### [Description of the task]
From the entries below, copy every line holding the word "JSON".
***
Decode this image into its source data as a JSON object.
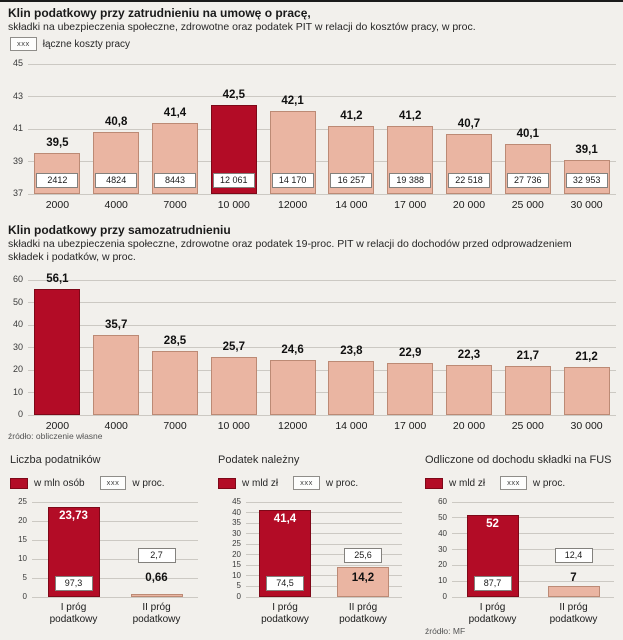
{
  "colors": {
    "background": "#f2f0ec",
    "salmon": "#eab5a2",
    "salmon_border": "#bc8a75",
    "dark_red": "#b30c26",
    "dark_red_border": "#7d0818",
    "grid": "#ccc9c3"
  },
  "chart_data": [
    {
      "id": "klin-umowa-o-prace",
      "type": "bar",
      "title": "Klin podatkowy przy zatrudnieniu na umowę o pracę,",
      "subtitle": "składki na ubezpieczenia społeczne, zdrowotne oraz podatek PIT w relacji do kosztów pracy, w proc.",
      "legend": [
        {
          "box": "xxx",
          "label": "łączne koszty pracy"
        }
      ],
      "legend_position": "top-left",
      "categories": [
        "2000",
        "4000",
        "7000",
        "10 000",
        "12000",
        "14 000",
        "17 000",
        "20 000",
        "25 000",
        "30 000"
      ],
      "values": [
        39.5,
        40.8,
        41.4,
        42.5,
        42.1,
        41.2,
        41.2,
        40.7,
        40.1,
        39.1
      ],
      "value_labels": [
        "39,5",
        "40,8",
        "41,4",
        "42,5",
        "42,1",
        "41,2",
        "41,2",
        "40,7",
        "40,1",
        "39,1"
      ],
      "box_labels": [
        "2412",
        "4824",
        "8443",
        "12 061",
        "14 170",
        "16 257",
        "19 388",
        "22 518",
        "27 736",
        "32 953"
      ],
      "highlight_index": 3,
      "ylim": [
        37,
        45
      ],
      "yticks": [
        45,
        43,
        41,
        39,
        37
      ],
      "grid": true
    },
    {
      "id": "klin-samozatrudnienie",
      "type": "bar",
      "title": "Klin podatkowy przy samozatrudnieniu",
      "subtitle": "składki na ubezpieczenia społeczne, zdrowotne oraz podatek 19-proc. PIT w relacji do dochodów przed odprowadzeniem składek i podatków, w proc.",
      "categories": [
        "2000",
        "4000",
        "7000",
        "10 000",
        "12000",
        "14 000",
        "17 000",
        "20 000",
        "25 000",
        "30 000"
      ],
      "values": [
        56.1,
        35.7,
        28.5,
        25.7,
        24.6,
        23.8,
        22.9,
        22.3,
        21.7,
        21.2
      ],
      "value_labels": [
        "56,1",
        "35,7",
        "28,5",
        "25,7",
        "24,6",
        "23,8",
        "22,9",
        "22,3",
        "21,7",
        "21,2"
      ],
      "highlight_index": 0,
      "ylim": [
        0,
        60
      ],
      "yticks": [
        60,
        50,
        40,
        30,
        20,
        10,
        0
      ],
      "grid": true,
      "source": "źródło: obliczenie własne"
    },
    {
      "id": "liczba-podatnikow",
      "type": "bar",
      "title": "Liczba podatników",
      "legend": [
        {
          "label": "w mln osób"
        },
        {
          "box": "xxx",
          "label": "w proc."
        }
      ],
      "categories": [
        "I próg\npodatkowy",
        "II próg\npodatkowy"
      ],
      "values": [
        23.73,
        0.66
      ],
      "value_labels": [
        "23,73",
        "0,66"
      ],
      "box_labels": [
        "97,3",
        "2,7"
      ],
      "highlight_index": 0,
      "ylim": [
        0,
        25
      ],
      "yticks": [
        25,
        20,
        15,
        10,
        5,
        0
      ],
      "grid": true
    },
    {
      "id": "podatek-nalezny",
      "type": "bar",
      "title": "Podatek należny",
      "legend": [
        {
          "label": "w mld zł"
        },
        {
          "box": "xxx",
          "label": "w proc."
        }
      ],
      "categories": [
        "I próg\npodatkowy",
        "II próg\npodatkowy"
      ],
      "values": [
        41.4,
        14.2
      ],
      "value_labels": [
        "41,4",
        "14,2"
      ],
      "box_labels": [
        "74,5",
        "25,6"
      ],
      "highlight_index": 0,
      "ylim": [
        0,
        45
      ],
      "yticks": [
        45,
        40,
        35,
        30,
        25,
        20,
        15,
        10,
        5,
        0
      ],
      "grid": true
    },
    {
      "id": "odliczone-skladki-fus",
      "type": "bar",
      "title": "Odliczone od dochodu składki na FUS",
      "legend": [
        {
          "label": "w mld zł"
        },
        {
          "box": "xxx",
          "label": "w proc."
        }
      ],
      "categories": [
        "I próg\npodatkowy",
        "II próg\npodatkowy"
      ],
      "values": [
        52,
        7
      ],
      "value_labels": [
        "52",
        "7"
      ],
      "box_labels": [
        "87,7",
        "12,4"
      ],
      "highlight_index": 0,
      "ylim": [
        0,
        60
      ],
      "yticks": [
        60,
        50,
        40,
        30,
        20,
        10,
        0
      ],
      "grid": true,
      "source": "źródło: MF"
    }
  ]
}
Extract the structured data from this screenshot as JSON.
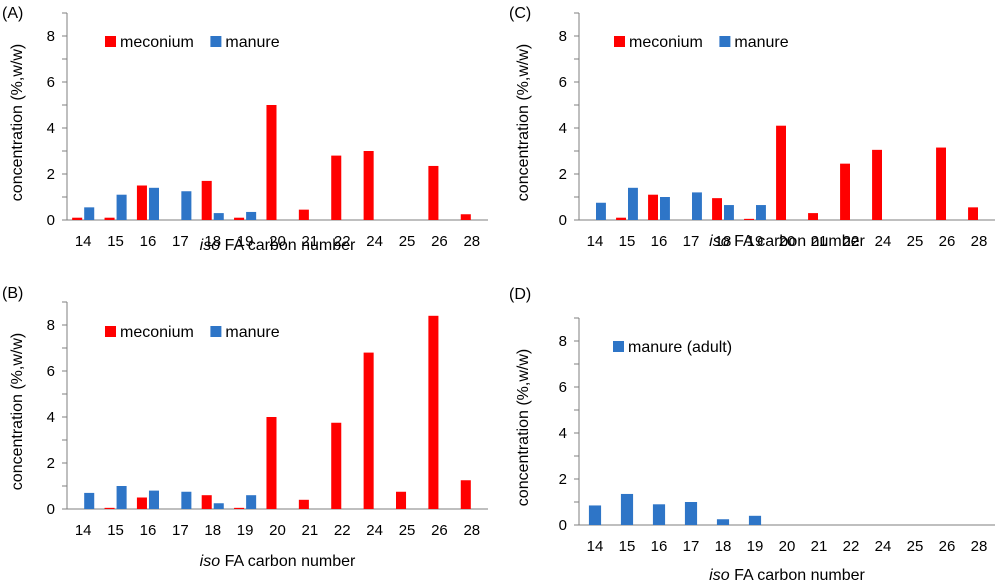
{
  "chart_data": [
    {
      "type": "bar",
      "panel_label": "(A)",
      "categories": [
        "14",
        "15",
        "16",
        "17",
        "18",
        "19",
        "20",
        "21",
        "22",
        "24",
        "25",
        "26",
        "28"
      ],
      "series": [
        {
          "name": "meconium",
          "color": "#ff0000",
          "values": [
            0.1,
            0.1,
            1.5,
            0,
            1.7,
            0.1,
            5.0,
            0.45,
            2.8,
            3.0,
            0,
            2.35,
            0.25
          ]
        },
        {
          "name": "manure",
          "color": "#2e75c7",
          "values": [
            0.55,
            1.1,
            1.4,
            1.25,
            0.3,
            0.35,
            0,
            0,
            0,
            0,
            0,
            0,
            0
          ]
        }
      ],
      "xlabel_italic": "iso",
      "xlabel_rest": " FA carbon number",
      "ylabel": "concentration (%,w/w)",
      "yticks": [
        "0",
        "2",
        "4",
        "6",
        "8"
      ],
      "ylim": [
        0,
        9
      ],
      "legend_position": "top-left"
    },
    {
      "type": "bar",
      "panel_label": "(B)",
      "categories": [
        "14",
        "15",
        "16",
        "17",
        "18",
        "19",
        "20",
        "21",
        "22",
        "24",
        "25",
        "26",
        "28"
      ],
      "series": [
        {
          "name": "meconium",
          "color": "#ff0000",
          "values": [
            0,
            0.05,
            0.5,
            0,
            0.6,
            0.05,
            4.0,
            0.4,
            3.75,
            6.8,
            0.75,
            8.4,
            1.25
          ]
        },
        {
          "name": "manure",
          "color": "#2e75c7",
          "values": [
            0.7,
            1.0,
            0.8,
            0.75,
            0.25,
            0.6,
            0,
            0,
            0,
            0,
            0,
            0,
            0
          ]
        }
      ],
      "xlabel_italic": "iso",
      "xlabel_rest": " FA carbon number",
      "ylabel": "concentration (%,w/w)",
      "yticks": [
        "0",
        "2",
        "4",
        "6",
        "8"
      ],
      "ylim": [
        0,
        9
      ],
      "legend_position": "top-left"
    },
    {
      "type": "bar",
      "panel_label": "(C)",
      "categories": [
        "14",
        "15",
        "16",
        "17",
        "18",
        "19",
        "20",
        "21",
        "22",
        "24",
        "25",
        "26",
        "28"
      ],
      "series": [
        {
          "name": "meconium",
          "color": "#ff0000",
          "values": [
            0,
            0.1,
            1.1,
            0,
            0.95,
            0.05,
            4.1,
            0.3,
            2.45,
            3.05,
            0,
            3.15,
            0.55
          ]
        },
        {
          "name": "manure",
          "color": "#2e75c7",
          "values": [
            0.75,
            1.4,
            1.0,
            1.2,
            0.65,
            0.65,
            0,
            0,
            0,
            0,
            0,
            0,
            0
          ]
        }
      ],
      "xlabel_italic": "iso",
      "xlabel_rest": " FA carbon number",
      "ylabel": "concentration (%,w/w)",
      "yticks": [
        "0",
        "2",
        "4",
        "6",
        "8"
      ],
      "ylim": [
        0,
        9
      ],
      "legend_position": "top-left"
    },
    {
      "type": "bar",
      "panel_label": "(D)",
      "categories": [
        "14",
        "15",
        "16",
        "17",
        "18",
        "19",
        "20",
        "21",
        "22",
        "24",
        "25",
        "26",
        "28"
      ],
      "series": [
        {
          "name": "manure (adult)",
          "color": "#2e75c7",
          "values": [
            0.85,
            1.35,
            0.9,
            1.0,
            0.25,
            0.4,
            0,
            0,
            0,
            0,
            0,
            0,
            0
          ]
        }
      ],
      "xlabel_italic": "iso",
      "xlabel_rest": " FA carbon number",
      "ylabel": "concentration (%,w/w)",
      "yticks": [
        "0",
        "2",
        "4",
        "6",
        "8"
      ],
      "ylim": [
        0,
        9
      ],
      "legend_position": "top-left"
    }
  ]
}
***
### [Complete response]
Decode this image into its source data as a JSON object.
Extract the structured data from this screenshot as JSON.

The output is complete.